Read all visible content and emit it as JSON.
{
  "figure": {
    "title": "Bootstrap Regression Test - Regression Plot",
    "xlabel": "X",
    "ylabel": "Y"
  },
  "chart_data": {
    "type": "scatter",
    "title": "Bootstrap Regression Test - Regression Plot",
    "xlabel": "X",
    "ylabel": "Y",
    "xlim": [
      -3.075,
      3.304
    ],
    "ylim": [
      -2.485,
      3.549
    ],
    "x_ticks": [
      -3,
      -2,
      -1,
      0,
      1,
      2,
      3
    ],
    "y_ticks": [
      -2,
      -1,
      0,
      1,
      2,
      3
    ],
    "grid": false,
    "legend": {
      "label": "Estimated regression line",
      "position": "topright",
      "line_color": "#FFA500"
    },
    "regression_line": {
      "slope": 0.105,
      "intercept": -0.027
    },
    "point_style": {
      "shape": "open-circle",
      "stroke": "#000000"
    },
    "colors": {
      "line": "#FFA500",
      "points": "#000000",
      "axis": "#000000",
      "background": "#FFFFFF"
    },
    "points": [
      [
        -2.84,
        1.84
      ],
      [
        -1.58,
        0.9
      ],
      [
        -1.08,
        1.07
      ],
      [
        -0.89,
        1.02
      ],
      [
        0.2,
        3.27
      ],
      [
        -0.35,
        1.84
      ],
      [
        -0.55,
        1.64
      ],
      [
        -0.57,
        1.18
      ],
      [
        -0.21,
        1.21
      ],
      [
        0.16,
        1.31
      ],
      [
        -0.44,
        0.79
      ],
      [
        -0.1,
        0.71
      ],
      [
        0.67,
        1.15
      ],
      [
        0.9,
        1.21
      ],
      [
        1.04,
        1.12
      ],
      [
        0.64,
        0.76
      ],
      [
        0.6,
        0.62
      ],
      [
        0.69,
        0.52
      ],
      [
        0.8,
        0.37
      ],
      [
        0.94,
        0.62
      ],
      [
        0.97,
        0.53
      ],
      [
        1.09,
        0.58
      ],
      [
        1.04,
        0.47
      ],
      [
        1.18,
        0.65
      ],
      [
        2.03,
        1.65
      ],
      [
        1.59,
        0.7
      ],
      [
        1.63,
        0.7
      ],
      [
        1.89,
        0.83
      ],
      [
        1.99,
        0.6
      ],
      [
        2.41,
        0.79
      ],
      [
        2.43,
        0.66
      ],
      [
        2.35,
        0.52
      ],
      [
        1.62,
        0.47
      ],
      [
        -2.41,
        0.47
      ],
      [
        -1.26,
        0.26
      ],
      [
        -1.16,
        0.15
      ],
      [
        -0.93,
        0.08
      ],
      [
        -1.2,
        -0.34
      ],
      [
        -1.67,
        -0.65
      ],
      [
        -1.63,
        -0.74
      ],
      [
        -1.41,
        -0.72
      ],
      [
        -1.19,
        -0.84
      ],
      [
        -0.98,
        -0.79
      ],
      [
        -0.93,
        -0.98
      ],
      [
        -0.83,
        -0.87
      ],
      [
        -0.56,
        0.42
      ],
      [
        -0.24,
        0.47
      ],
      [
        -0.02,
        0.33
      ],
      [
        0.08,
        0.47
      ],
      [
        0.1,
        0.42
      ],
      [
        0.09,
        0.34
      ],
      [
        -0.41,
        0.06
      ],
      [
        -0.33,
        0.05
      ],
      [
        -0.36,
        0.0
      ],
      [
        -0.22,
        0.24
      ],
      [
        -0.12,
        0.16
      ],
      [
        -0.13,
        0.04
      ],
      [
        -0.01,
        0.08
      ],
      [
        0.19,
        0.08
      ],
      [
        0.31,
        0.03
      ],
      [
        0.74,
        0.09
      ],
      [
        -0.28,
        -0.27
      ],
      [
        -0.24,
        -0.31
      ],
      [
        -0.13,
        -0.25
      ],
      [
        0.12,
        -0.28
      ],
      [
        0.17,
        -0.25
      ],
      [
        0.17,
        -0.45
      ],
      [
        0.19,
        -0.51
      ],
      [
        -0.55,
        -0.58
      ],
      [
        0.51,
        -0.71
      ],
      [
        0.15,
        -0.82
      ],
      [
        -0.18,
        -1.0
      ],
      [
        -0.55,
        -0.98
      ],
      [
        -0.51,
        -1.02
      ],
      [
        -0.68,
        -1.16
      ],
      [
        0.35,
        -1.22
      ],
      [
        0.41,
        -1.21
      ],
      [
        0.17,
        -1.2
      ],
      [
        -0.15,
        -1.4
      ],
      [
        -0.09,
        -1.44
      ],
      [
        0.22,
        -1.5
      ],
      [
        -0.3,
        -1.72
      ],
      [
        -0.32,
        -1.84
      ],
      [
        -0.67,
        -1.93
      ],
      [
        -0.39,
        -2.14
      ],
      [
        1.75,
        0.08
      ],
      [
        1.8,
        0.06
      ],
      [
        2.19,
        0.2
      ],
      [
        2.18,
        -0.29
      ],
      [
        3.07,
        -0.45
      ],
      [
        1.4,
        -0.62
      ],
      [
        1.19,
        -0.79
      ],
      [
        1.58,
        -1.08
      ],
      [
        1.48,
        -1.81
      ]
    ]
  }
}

==============================

AIM OF THE EXERCISE: Would you reproduce all the entries exactly?

TASK RESPONSE:
Read all visible content and emit it as JSON.
{
  "figure": {
    "title": "Bootstrap Regression Test - Regression Plot",
    "xlabel": "X",
    "ylabel": "Y"
  },
  "chart_data": {
    "type": "scatter",
    "title": "Bootstrap Regression Test - Regression Plot",
    "xlabel": "X",
    "ylabel": "Y",
    "xlim": [
      -3.075,
      3.304
    ],
    "ylim": [
      -2.485,
      3.549
    ],
    "x_ticks": [
      -3,
      -2,
      -1,
      0,
      1,
      2,
      3
    ],
    "y_ticks": [
      -2,
      -1,
      0,
      1,
      2,
      3
    ],
    "grid": false,
    "legend": {
      "label": "Estimated regression line",
      "position": "topright",
      "line_color": "#FFA500"
    },
    "regression_line": {
      "slope": 0.105,
      "intercept": -0.027
    },
    "point_style": {
      "shape": "open-circle",
      "stroke": "#000000"
    },
    "colors": {
      "line": "#FFA500",
      "points": "#000000",
      "axis": "#000000",
      "background": "#FFFFFF"
    },
    "points": [
      [
        -2.84,
        1.84
      ],
      [
        -1.58,
        0.9
      ],
      [
        -1.08,
        1.07
      ],
      [
        -0.89,
        1.02
      ],
      [
        0.2,
        3.27
      ],
      [
        -0.35,
        1.84
      ],
      [
        -0.55,
        1.64
      ],
      [
        -0.57,
        1.18
      ],
      [
        -0.21,
        1.21
      ],
      [
        0.16,
        1.31
      ],
      [
        -0.44,
        0.79
      ],
      [
        -0.1,
        0.71
      ],
      [
        0.67,
        1.15
      ],
      [
        0.9,
        1.21
      ],
      [
        1.04,
        1.12
      ],
      [
        0.64,
        0.76
      ],
      [
        0.6,
        0.62
      ],
      [
        0.69,
        0.52
      ],
      [
        0.8,
        0.37
      ],
      [
        0.94,
        0.62
      ],
      [
        0.97,
        0.53
      ],
      [
        1.09,
        0.58
      ],
      [
        1.04,
        0.47
      ],
      [
        1.18,
        0.65
      ],
      [
        2.03,
        1.65
      ],
      [
        1.59,
        0.7
      ],
      [
        1.63,
        0.7
      ],
      [
        1.89,
        0.83
      ],
      [
        1.99,
        0.6
      ],
      [
        2.41,
        0.79
      ],
      [
        2.43,
        0.66
      ],
      [
        2.35,
        0.52
      ],
      [
        1.62,
        0.47
      ],
      [
        -2.41,
        0.47
      ],
      [
        -1.26,
        0.26
      ],
      [
        -1.16,
        0.15
      ],
      [
        -0.93,
        0.08
      ],
      [
        -1.2,
        -0.34
      ],
      [
        -1.67,
        -0.65
      ],
      [
        -1.63,
        -0.74
      ],
      [
        -1.41,
        -0.72
      ],
      [
        -1.19,
        -0.84
      ],
      [
        -0.98,
        -0.79
      ],
      [
        -0.93,
        -0.98
      ],
      [
        -0.83,
        -0.87
      ],
      [
        -0.56,
        0.42
      ],
      [
        -0.24,
        0.47
      ],
      [
        -0.02,
        0.33
      ],
      [
        0.08,
        0.47
      ],
      [
        0.1,
        0.42
      ],
      [
        0.09,
        0.34
      ],
      [
        -0.41,
        0.06
      ],
      [
        -0.33,
        0.05
      ],
      [
        -0.36,
        0.0
      ],
      [
        -0.22,
        0.24
      ],
      [
        -0.12,
        0.16
      ],
      [
        -0.13,
        0.04
      ],
      [
        -0.01,
        0.08
      ],
      [
        0.19,
        0.08
      ],
      [
        0.31,
        0.03
      ],
      [
        0.74,
        0.09
      ],
      [
        -0.28,
        -0.27
      ],
      [
        -0.24,
        -0.31
      ],
      [
        -0.13,
        -0.25
      ],
      [
        0.12,
        -0.28
      ],
      [
        0.17,
        -0.25
      ],
      [
        0.17,
        -0.45
      ],
      [
        0.19,
        -0.51
      ],
      [
        -0.55,
        -0.58
      ],
      [
        0.51,
        -0.71
      ],
      [
        0.15,
        -0.82
      ],
      [
        -0.18,
        -1.0
      ],
      [
        -0.55,
        -0.98
      ],
      [
        -0.51,
        -1.02
      ],
      [
        -0.68,
        -1.16
      ],
      [
        0.35,
        -1.22
      ],
      [
        0.41,
        -1.21
      ],
      [
        0.17,
        -1.2
      ],
      [
        -0.15,
        -1.4
      ],
      [
        -0.09,
        -1.44
      ],
      [
        0.22,
        -1.5
      ],
      [
        -0.3,
        -1.72
      ],
      [
        -0.32,
        -1.84
      ],
      [
        -0.67,
        -1.93
      ],
      [
        -0.39,
        -2.14
      ],
      [
        1.75,
        0.08
      ],
      [
        1.8,
        0.06
      ],
      [
        2.19,
        0.2
      ],
      [
        2.18,
        -0.29
      ],
      [
        3.07,
        -0.45
      ],
      [
        1.4,
        -0.62
      ],
      [
        1.19,
        -0.79
      ],
      [
        1.58,
        -1.08
      ],
      [
        1.48,
        -1.81
      ]
    ]
  }
}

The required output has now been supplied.